----- SUPPLIED DATA

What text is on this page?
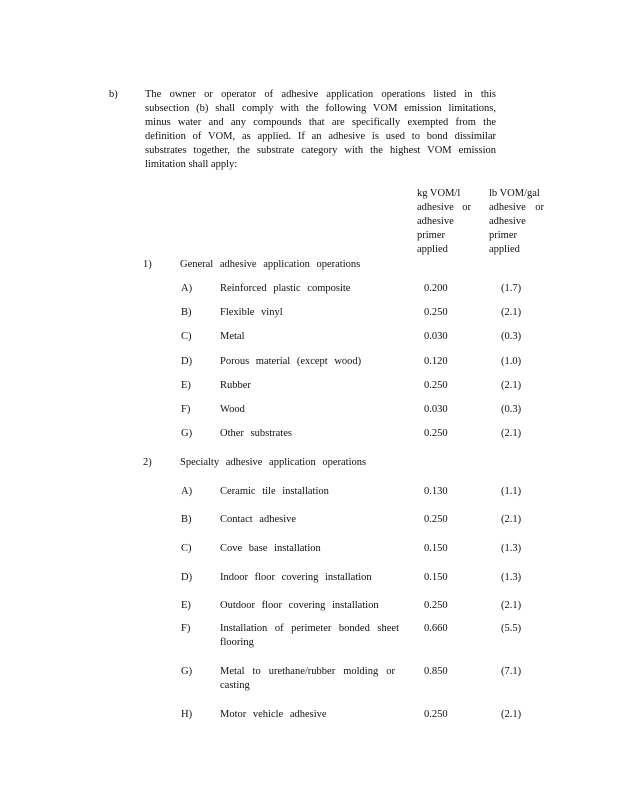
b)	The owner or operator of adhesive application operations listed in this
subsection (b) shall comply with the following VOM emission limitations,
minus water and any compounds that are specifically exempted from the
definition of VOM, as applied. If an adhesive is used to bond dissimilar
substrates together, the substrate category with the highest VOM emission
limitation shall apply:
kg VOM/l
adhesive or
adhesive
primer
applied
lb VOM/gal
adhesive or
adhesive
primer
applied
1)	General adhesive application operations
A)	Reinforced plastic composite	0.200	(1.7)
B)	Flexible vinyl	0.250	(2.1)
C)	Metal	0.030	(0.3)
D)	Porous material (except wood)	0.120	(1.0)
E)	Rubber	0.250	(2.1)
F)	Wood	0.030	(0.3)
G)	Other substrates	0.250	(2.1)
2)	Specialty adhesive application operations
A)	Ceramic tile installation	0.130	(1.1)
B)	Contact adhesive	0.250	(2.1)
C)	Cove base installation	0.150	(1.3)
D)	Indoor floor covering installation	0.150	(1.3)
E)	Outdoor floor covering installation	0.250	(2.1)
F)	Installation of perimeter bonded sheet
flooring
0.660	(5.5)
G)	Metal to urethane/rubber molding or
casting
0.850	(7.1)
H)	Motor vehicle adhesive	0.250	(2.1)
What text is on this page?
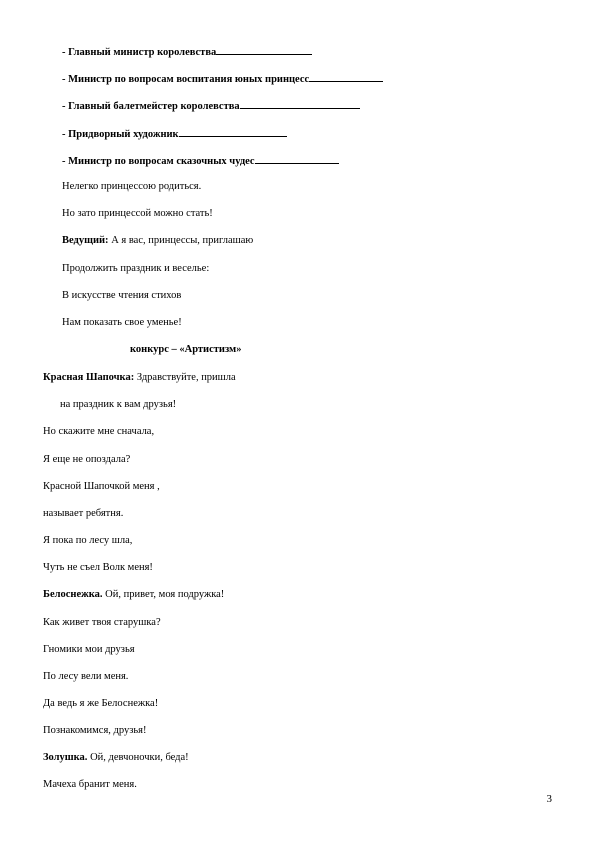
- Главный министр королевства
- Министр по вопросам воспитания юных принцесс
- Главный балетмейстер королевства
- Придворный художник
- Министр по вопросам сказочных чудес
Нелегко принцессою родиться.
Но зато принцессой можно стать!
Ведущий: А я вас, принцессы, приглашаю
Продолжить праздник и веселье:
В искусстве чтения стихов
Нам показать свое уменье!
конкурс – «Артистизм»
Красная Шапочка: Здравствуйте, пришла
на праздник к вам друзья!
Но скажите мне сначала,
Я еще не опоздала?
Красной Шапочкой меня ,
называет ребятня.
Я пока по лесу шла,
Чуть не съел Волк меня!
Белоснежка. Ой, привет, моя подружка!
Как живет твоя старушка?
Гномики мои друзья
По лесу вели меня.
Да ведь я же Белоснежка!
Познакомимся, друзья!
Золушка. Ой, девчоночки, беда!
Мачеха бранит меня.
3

----------

• YOUR GOAL
Leave out the pictures and give the listing above again exactly.

• RESPONSE BELOW
What text is on this page?
b)	The owner or operator of adhesive application operations listed in this
subsection (b) shall comply with the following VOM emission limitations,
minus water and any compounds that are specifically exempted from the
definition of VOM, as applied. If an adhesive is used to bond dissimilar
substrates together, the substrate category with the highest VOM emission
limitation shall apply:
kg VOM/l
adhesive or
adhesive
primer
applied
lb VOM/gal
adhesive or
adhesive
primer
applied
1)	General adhesive application operations
A)	Reinforced plastic composite	0.200	(1.7)
B)	Flexible vinyl	0.250	(2.1)
C)	Metal	0.030	(0.3)
D)	Porous material (except wood)	0.120	(1.0)
E)	Rubber	0.250	(2.1)
F)	Wood	0.030	(0.3)
G)	Other substrates	0.250	(2.1)
2)	Specialty adhesive application operations
A)	Ceramic tile installation	0.130	(1.1)
B)	Contact adhesive	0.250	(2.1)
C)	Cove base installation	0.150	(1.3)
D)	Indoor floor covering installation	0.150	(1.3)
E)	Outdoor floor covering installation	0.250	(2.1)
F)	Installation of perimeter bonded sheet
flooring
0.660	(5.5)
G)	Metal to urethane/rubber molding or
casting
0.850	(7.1)
H)	Motor vehicle adhesive	0.250	(2.1)
What text is on this page?
- Главный министр королевства
- Министр по вопросам воспитания юных принцесс
- Главный балетмейстер королевства
- Придворный художник
- Министр по вопросам сказочных чудес
Нелегко принцессою родиться.
Но зато принцессой можно стать!
Ведущий: А я вас, принцессы, приглашаю
Продолжить праздник и веселье:
В искусстве чтения стихов
Нам показать свое уменье!
конкурс – «Артистизм»
Красная Шапочка: Здравствуйте, пришла
на праздник к вам друзья!
Но скажите мне сначала,
Я еще не опоздала?
Красной Шапочкой меня ,
называет ребятня.
Я пока по лесу шла,
Чуть не съел Волк меня!
Белоснежка. Ой, привет, моя подружка!
Как живет твоя старушка?
Гномики мои друзья
По лесу вели меня.
Да ведь я же Белоснежка!
Познакомимся, друзья!
Золушка. Ой, девчоночки, беда!
Мачеха бранит меня.
3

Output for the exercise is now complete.